*Task details*
Skip the pictures and extract all of the lines exactly as written.

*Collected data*
....

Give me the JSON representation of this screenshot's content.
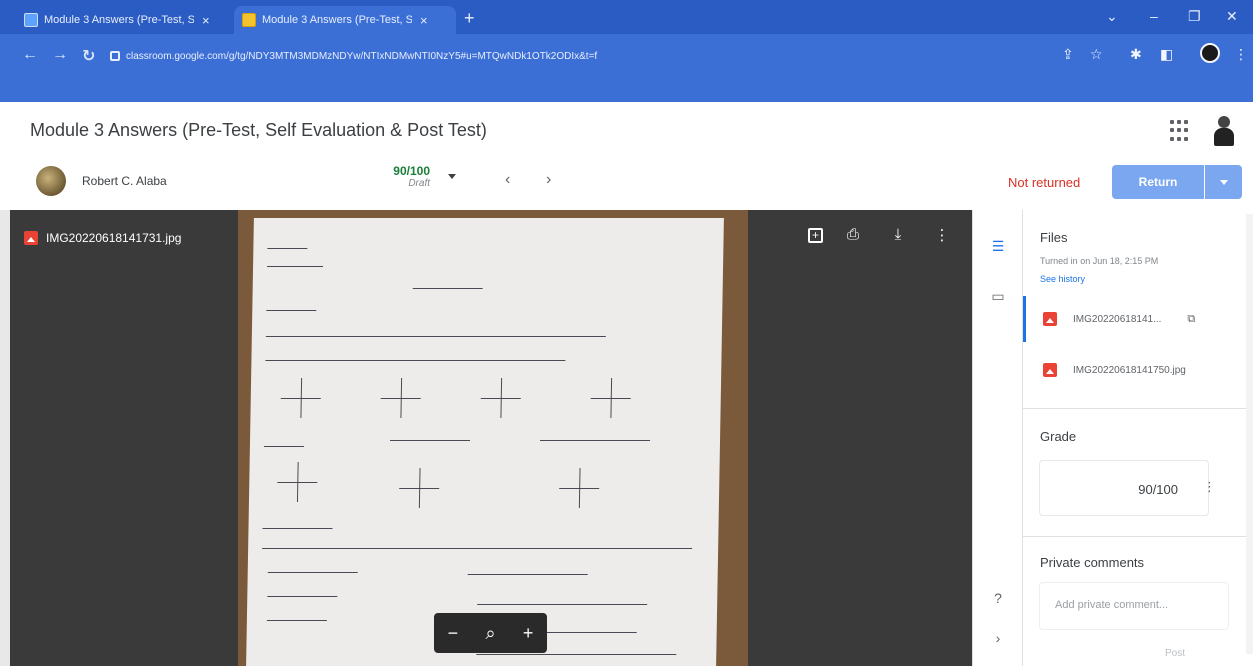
{
  "browser": {
    "tabs": [
      {
        "label": "Module 3 Answers (Pre-Test, Self",
        "close": "×"
      },
      {
        "label": "Module 3 Answers (Pre-Test, Self",
        "close": "×"
      }
    ],
    "new_tab": "+",
    "url": "classroom.google.com/g/tg/NDY3MTM3MDMzNDYw/NTIxNDMwNTI0NzY5#u=MTQwNDk1OTk2ODIx&t=f",
    "window_controls": {
      "chevron": "⌄",
      "minimize": "–",
      "restore": "❐",
      "close": "✕"
    }
  },
  "header": {
    "title": "Module 3 Answers (Pre-Test, Self Evaluation & Post Test)"
  },
  "student": {
    "name": "Robert C. Alaba",
    "grade": "90/100",
    "grade_state": "Draft",
    "status": "Not returned",
    "return_label": "Return"
  },
  "viewer": {
    "file_name": "IMG20220618141731.jpg"
  },
  "panel": {
    "files_heading": "Files",
    "turned_in": "Turned in on Jun 18, 2:15 PM",
    "see_history": "See history",
    "files": [
      {
        "name": "IMG20220618141..."
      },
      {
        "name": "IMG20220618141750.jpg"
      }
    ],
    "grade_heading": "Grade",
    "grade_value": "90/100",
    "private_heading": "Private comments",
    "comment_placeholder": "Add private comment...",
    "post_label": "Post"
  },
  "colors": {
    "chrome_blue": "#3b6fd6",
    "grade_green": "#188038",
    "status_red": "#d93025",
    "return_blue": "#7aa7f0"
  }
}
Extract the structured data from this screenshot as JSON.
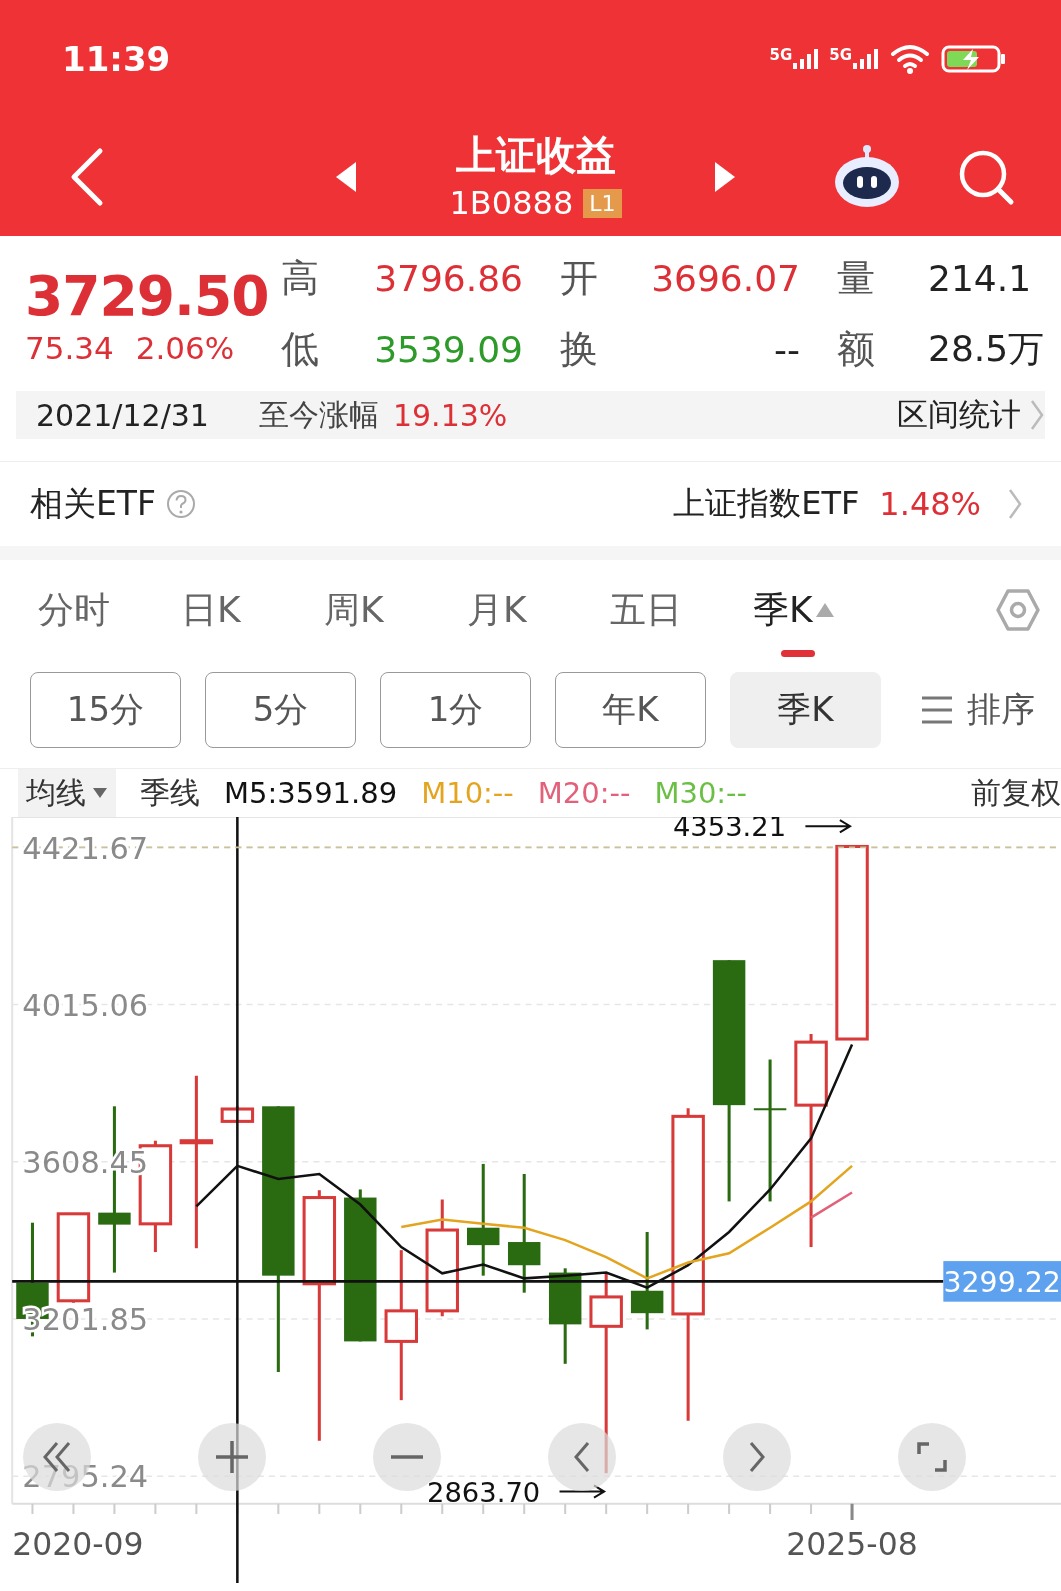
{
  "status_bar": {
    "time": "11:39",
    "networks": [
      "5G",
      "5G"
    ]
  },
  "nav": {
    "title": "上证收益",
    "code": "1B0888",
    "badge": "L1"
  },
  "quote": {
    "price": "3729.50",
    "change": "75.34",
    "change_pct": "2.06%",
    "stats": [
      {
        "label": "高",
        "value": "3796.86",
        "color": "#dd2f36"
      },
      {
        "label": "开",
        "value": "3696.07",
        "color": "#dd2f36"
      },
      {
        "label": "量",
        "value": "214.1",
        "color": "#222222"
      },
      {
        "label": "低",
        "value": "3539.09",
        "color": "#2e9a2a"
      },
      {
        "label": "换",
        "value": "--",
        "color": "#222222"
      },
      {
        "label": "额",
        "value": "28.5万",
        "color": "#222222"
      }
    ]
  },
  "range": {
    "date": "2021/12/31",
    "label": "至今涨幅",
    "value": "19.13%",
    "link": "区间统计"
  },
  "etf": {
    "label": "相关ETF",
    "name": "上证指数ETF",
    "value": "1.48%"
  },
  "period_tabs": [
    {
      "label": "分时",
      "selected": false
    },
    {
      "label": "日K",
      "selected": false
    },
    {
      "label": "周K",
      "selected": false
    },
    {
      "label": "月K",
      "selected": false
    },
    {
      "label": "五日",
      "selected": false
    },
    {
      "label": "季K",
      "selected": true
    }
  ],
  "sub_tabs": [
    {
      "label": "15分",
      "selected": false
    },
    {
      "label": "5分",
      "selected": false
    },
    {
      "label": "1分",
      "selected": false
    },
    {
      "label": "年K",
      "selected": false
    },
    {
      "label": "季K",
      "selected": true
    }
  ],
  "sort": {
    "label": "排序"
  },
  "legend": {
    "ma_menu": "均线",
    "period": "季线",
    "items": [
      {
        "text": "M5:3591.89",
        "color": "#111111"
      },
      {
        "text": "M10:--",
        "color": "#e3a51f"
      },
      {
        "text": "M20:--",
        "color": "#e2607a"
      },
      {
        "text": "M30:--",
        "color": "#6cbf45"
      }
    ],
    "adjust": "前复权"
  },
  "chart": {
    "x_labels": [
      "2020-09",
      "2025-08"
    ],
    "chart_data": {
      "type": "line",
      "ylim": [
        2724,
        4500
      ],
      "grid": true,
      "yticks": [
        {
          "value": 4421.67,
          "label": "4421.67"
        },
        {
          "value": 4015.06,
          "label": "4015.06"
        },
        {
          "value": 3608.45,
          "label": "3608.45"
        },
        {
          "value": 3201.85,
          "label": "3201.85"
        },
        {
          "value": 2795.24,
          "label": "2795.24"
        }
      ],
      "series": [
        {
          "color": "#111111",
          "values": [
            null,
            null,
            null,
            null,
            3493,
            3598,
            3564,
            3577,
            3498,
            3388,
            3320,
            3343,
            3307,
            3314,
            3322,
            3283,
            3341,
            3427,
            3537,
            3669,
            3912
          ]
        },
        {
          "color": "#e3a51f",
          "values": [
            null,
            null,
            null,
            null,
            null,
            null,
            null,
            null,
            null,
            3440,
            3459,
            3448,
            3438,
            3406,
            3362,
            3307,
            3348,
            3372,
            3438,
            3506,
            3598
          ]
        },
        {
          "color": "#e2607a",
          "values": [
            null,
            null,
            null,
            null,
            null,
            null,
            null,
            null,
            null,
            null,
            null,
            null,
            null,
            null,
            null,
            null,
            null,
            null,
            null,
            3464,
            3529
          ]
        }
      ],
      "ref_lines": [
        {
          "axis": "y",
          "value": 4421.67,
          "color": "#c9c29a"
        },
        {
          "axis": "y",
          "value": 3299.22,
          "color": "#111111",
          "label": "3299.22"
        }
      ],
      "annotations": [
        {
          "text": "4353.21"
        },
        {
          "text": "2863.70"
        }
      ]
    }
  }
}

....

*Full output*
Give me the JSON representation of this screenshot's content.
{
  "browser": {
    "tabs": [
      {
        "label": "Module 3 Answers (Pre-Test, Self",
        "close": "×"
      },
      {
        "label": "Module 3 Answers (Pre-Test, Self",
        "close": "×"
      }
    ],
    "new_tab": "+",
    "url": "classroom.google.com/g/tg/NDY3MTM3MDMzNDYw/NTIxNDMwNTI0NzY5#u=MTQwNDk1OTk2ODIx&t=f",
    "window_controls": {
      "chevron": "⌄",
      "minimize": "–",
      "restore": "❐",
      "close": "✕"
    }
  },
  "header": {
    "title": "Module 3 Answers (Pre-Test, Self Evaluation & Post Test)"
  },
  "student": {
    "name": "Robert C. Alaba",
    "grade": "90/100",
    "grade_state": "Draft",
    "status": "Not returned",
    "return_label": "Return"
  },
  "viewer": {
    "file_name": "IMG20220618141731.jpg"
  },
  "panel": {
    "files_heading": "Files",
    "turned_in": "Turned in on Jun 18, 2:15 PM",
    "see_history": "See history",
    "files": [
      {
        "name": "IMG20220618141..."
      },
      {
        "name": "IMG20220618141750.jpg"
      }
    ],
    "grade_heading": "Grade",
    "grade_value": "90/100",
    "private_heading": "Private comments",
    "comment_placeholder": "Add private comment...",
    "post_label": "Post"
  },
  "colors": {
    "chrome_blue": "#3b6fd6",
    "grade_green": "#188038",
    "status_red": "#d93025",
    "return_blue": "#7aa7f0"
  }
}
Extract the structured data from this screenshot as JSON.
{
  "status_bar": {
    "time": "11:39",
    "networks": [
      "5G",
      "5G"
    ]
  },
  "nav": {
    "title": "上证收益",
    "code": "1B0888",
    "badge": "L1"
  },
  "quote": {
    "price": "3729.50",
    "change": "75.34",
    "change_pct": "2.06%",
    "stats": [
      {
        "label": "高",
        "value": "3796.86",
        "color": "#dd2f36"
      },
      {
        "label": "开",
        "value": "3696.07",
        "color": "#dd2f36"
      },
      {
        "label": "量",
        "value": "214.1",
        "color": "#222222"
      },
      {
        "label": "低",
        "value": "3539.09",
        "color": "#2e9a2a"
      },
      {
        "label": "换",
        "value": "--",
        "color": "#222222"
      },
      {
        "label": "额",
        "value": "28.5万",
        "color": "#222222"
      }
    ]
  },
  "range": {
    "date": "2021/12/31",
    "label": "至今涨幅",
    "value": "19.13%",
    "link": "区间统计"
  },
  "etf": {
    "label": "相关ETF",
    "name": "上证指数ETF",
    "value": "1.48%"
  },
  "period_tabs": [
    {
      "label": "分时",
      "selected": false
    },
    {
      "label": "日K",
      "selected": false
    },
    {
      "label": "周K",
      "selected": false
    },
    {
      "label": "月K",
      "selected": false
    },
    {
      "label": "五日",
      "selected": false
    },
    {
      "label": "季K",
      "selected": true
    }
  ],
  "sub_tabs": [
    {
      "label": "15分",
      "selected": false
    },
    {
      "label": "5分",
      "selected": false
    },
    {
      "label": "1分",
      "selected": false
    },
    {
      "label": "年K",
      "selected": false
    },
    {
      "label": "季K",
      "selected": true
    }
  ],
  "sort": {
    "label": "排序"
  },
  "legend": {
    "ma_menu": "均线",
    "period": "季线",
    "items": [
      {
        "text": "M5:3591.89",
        "color": "#111111"
      },
      {
        "text": "M10:--",
        "color": "#e3a51f"
      },
      {
        "text": "M20:--",
        "color": "#e2607a"
      },
      {
        "text": "M30:--",
        "color": "#6cbf45"
      }
    ],
    "adjust": "前复权"
  },
  "chart": {
    "x_labels": [
      "2020-09",
      "2025-08"
    ],
    "chart_data": {
      "type": "line",
      "ylim": [
        2724,
        4500
      ],
      "grid": true,
      "yticks": [
        {
          "value": 4421.67,
          "label": "4421.67"
        },
        {
          "value": 4015.06,
          "label": "4015.06"
        },
        {
          "value": 3608.45,
          "label": "3608.45"
        },
        {
          "value": 3201.85,
          "label": "3201.85"
        },
        {
          "value": 2795.24,
          "label": "2795.24"
        }
      ],
      "series": [
        {
          "color": "#111111",
          "values": [
            null,
            null,
            null,
            null,
            3493,
            3598,
            3564,
            3577,
            3498,
            3388,
            3320,
            3343,
            3307,
            3314,
            3322,
            3283,
            3341,
            3427,
            3537,
            3669,
            3912
          ]
        },
        {
          "color": "#e3a51f",
          "values": [
            null,
            null,
            null,
            null,
            null,
            null,
            null,
            null,
            null,
            3440,
            3459,
            3448,
            3438,
            3406,
            3362,
            3307,
            3348,
            3372,
            3438,
            3506,
            3598
          ]
        },
        {
          "color": "#e2607a",
          "values": [
            null,
            null,
            null,
            null,
            null,
            null,
            null,
            null,
            null,
            null,
            null,
            null,
            null,
            null,
            null,
            null,
            null,
            null,
            null,
            3464,
            3529
          ]
        }
      ],
      "ref_lines": [
        {
          "axis": "y",
          "value": 4421.67,
          "color": "#c9c29a"
        },
        {
          "axis": "y",
          "value": 3299.22,
          "color": "#111111",
          "label": "3299.22"
        }
      ],
      "annotations": [
        {
          "text": "4353.21"
        },
        {
          "text": "2863.70"
        }
      ]
    }
  }
}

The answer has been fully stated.